SET PROBLEM:
Transcribe the lines below verbatim, skipping the images.

"""

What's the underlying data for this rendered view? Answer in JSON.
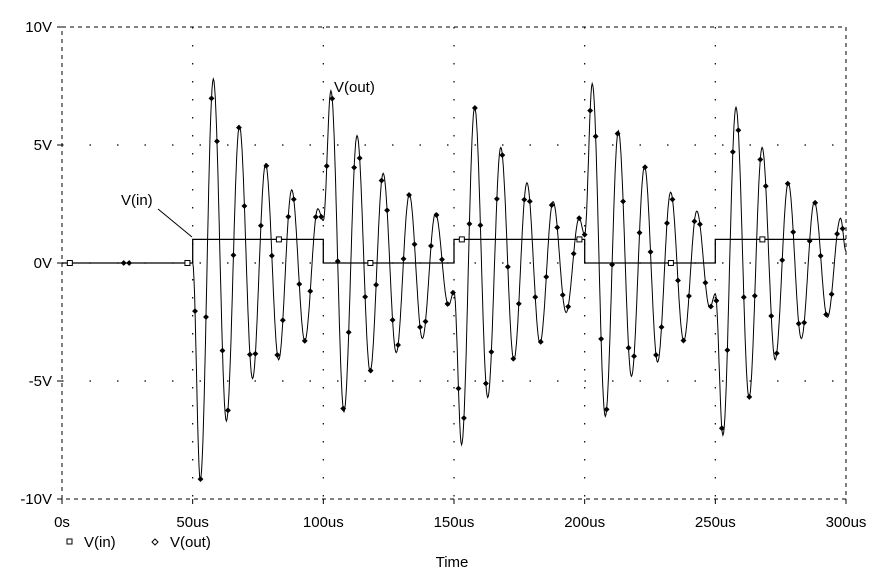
{
  "chart_data": {
    "type": "line",
    "xlabel": "Time",
    "ylabel": "",
    "xlim": [
      0,
      300
    ],
    "ylim": [
      -10,
      10
    ],
    "x_unit": "us",
    "x_ticks": [
      0,
      50,
      100,
      150,
      200,
      250,
      300
    ],
    "x_tick_labels": [
      "0s",
      "50us",
      "100us",
      "150us",
      "200us",
      "250us",
      "300us"
    ],
    "y_ticks": [
      -10,
      -5,
      0,
      5,
      10
    ],
    "y_tick_labels": [
      "-10V",
      "-5V",
      "0V",
      "5V",
      "10V"
    ],
    "grid": true,
    "legend_position": "bottom-left",
    "annotations": [
      "V(in)",
      "V(out)"
    ],
    "series": [
      {
        "name": "V(in)",
        "marker": "square",
        "x": [
          0,
          50,
          50,
          100,
          100,
          150,
          150,
          200,
          200,
          250,
          250,
          300
        ],
        "values": [
          0,
          0,
          1,
          1,
          0,
          0,
          1,
          1,
          0,
          0,
          1,
          1
        ]
      },
      {
        "name": "V(out)",
        "marker": "diamond",
        "x": [
          0,
          50,
          52.9,
          57.9,
          62.9,
          67.9,
          72.9,
          77.9,
          82.9,
          87.9,
          92.9,
          97.9,
          100,
          102.9,
          107.9,
          112.9,
          117.9,
          122.9,
          127.9,
          132.9,
          137.9,
          142.9,
          147.9,
          150,
          152.9,
          157.9,
          162.9,
          167.9,
          172.9,
          177.9,
          182.9,
          187.9,
          192.9,
          197.9,
          200,
          202.9,
          207.9,
          212.9,
          217.9,
          222.9,
          227.9,
          232.9,
          237.9,
          242.9,
          247.9,
          250,
          252.9,
          257.9,
          262.9,
          267.9,
          272.9,
          277.9,
          282.9,
          287.9,
          292.9,
          297.9,
          300
        ],
        "values": [
          0,
          0,
          -9.2,
          7.8,
          -6.7,
          5.8,
          -4.9,
          4.2,
          -4.1,
          3.1,
          -3.3,
          2.3,
          1.8,
          7.3,
          -6.3,
          5.4,
          -4.6,
          3.8,
          -3.8,
          2.9,
          -3.2,
          2.1,
          -1.8,
          -1.2,
          -7.7,
          6.6,
          -5.7,
          4.9,
          -4.1,
          3.4,
          -3.4,
          2.6,
          -2.1,
          1.9,
          1.2,
          7.6,
          -6.5,
          5.6,
          -4.8,
          4.1,
          -4.2,
          3.0,
          -3.3,
          2.2,
          -1.9,
          -1.3,
          -7.3,
          6.6,
          -5.7,
          4.9,
          -4.1,
          3.4,
          -3.2,
          2.6,
          -2.3,
          1.9,
          0.5
        ]
      }
    ]
  }
}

"""

THE RESPONSE:
What's the underlying data for this rendered view? Answer in JSON.
{
  "chart_data": {
    "type": "line",
    "xlabel": "Time",
    "ylabel": "",
    "xlim": [
      0,
      300
    ],
    "ylim": [
      -10,
      10
    ],
    "x_unit": "us",
    "x_ticks": [
      0,
      50,
      100,
      150,
      200,
      250,
      300
    ],
    "x_tick_labels": [
      "0s",
      "50us",
      "100us",
      "150us",
      "200us",
      "250us",
      "300us"
    ],
    "y_ticks": [
      -10,
      -5,
      0,
      5,
      10
    ],
    "y_tick_labels": [
      "-10V",
      "-5V",
      "0V",
      "5V",
      "10V"
    ],
    "grid": true,
    "legend_position": "bottom-left",
    "annotations": [
      "V(in)",
      "V(out)"
    ],
    "series": [
      {
        "name": "V(in)",
        "marker": "square",
        "x": [
          0,
          50,
          50,
          100,
          100,
          150,
          150,
          200,
          200,
          250,
          250,
          300
        ],
        "values": [
          0,
          0,
          1,
          1,
          0,
          0,
          1,
          1,
          0,
          0,
          1,
          1
        ]
      },
      {
        "name": "V(out)",
        "marker": "diamond",
        "x": [
          0,
          50,
          52.9,
          57.9,
          62.9,
          67.9,
          72.9,
          77.9,
          82.9,
          87.9,
          92.9,
          97.9,
          100,
          102.9,
          107.9,
          112.9,
          117.9,
          122.9,
          127.9,
          132.9,
          137.9,
          142.9,
          147.9,
          150,
          152.9,
          157.9,
          162.9,
          167.9,
          172.9,
          177.9,
          182.9,
          187.9,
          192.9,
          197.9,
          200,
          202.9,
          207.9,
          212.9,
          217.9,
          222.9,
          227.9,
          232.9,
          237.9,
          242.9,
          247.9,
          250,
          252.9,
          257.9,
          262.9,
          267.9,
          272.9,
          277.9,
          282.9,
          287.9,
          292.9,
          297.9,
          300
        ],
        "values": [
          0,
          0,
          -9.2,
          7.8,
          -6.7,
          5.8,
          -4.9,
          4.2,
          -4.1,
          3.1,
          -3.3,
          2.3,
          1.8,
          7.3,
          -6.3,
          5.4,
          -4.6,
          3.8,
          -3.8,
          2.9,
          -3.2,
          2.1,
          -1.8,
          -1.2,
          -7.7,
          6.6,
          -5.7,
          4.9,
          -4.1,
          3.4,
          -3.4,
          2.6,
          -2.1,
          1.9,
          1.2,
          7.6,
          -6.5,
          5.6,
          -4.8,
          4.1,
          -4.2,
          3.0,
          -3.3,
          2.2,
          -1.9,
          -1.3,
          -7.3,
          6.6,
          -5.7,
          4.9,
          -4.1,
          3.4,
          -3.2,
          2.6,
          -2.3,
          1.9,
          0.5
        ]
      }
    ]
  }
}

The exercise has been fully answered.